Exercise aim - Can you reproduce the records below word for word, leaving out the pictures?

______________________________

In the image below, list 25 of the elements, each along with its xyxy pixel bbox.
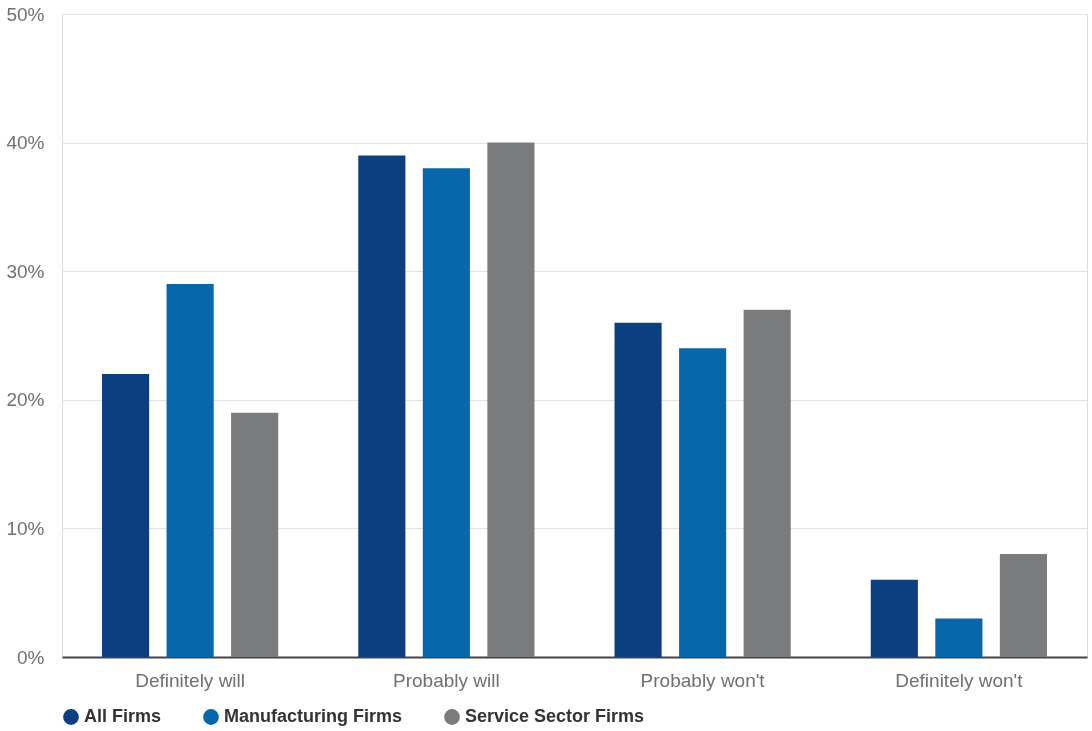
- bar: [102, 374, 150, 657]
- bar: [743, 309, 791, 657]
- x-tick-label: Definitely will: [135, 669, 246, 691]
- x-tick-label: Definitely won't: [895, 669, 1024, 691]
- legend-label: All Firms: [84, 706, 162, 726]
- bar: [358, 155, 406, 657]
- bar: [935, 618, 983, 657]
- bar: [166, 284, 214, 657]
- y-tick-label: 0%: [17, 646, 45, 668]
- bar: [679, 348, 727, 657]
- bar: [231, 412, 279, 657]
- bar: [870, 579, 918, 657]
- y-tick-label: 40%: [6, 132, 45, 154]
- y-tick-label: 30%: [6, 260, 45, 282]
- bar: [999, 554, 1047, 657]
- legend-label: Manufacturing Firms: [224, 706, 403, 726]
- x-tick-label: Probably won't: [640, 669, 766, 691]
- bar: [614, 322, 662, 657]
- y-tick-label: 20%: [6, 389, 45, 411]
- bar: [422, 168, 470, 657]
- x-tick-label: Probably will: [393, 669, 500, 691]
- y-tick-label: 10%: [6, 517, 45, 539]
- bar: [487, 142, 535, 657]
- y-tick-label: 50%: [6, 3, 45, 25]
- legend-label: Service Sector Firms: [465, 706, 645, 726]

______________________________

Correct response -
In the image below, list 25 of the elements, each along with its xyxy pixel bbox.
- bar: [102, 374, 150, 657]
- bar: [743, 309, 791, 657]
- x-tick-label: Definitely will: [135, 669, 246, 691]
- x-tick-label: Definitely won't: [895, 669, 1024, 691]
- legend-label: All Firms: [84, 706, 162, 726]
- bar: [358, 155, 406, 657]
- bar: [935, 618, 983, 657]
- bar: [166, 284, 214, 657]
- y-tick-label: 0%: [17, 646, 45, 668]
- bar: [679, 348, 727, 657]
- bar: [231, 412, 279, 657]
- bar: [870, 579, 918, 657]
- y-tick-label: 40%: [6, 132, 45, 154]
- y-tick-label: 30%: [6, 260, 45, 282]
- bar: [999, 554, 1047, 657]
- legend-label: Manufacturing Firms: [224, 706, 403, 726]
- x-tick-label: Probably won't: [640, 669, 766, 691]
- bar: [614, 322, 662, 657]
- y-tick-label: 20%: [6, 389, 45, 411]
- bar: [422, 168, 470, 657]
- x-tick-label: Probably will: [393, 669, 500, 691]
- y-tick-label: 10%: [6, 517, 45, 539]
- bar: [487, 142, 535, 657]
- y-tick-label: 50%: [6, 3, 45, 25]
- legend-label: Service Sector Firms: [465, 706, 645, 726]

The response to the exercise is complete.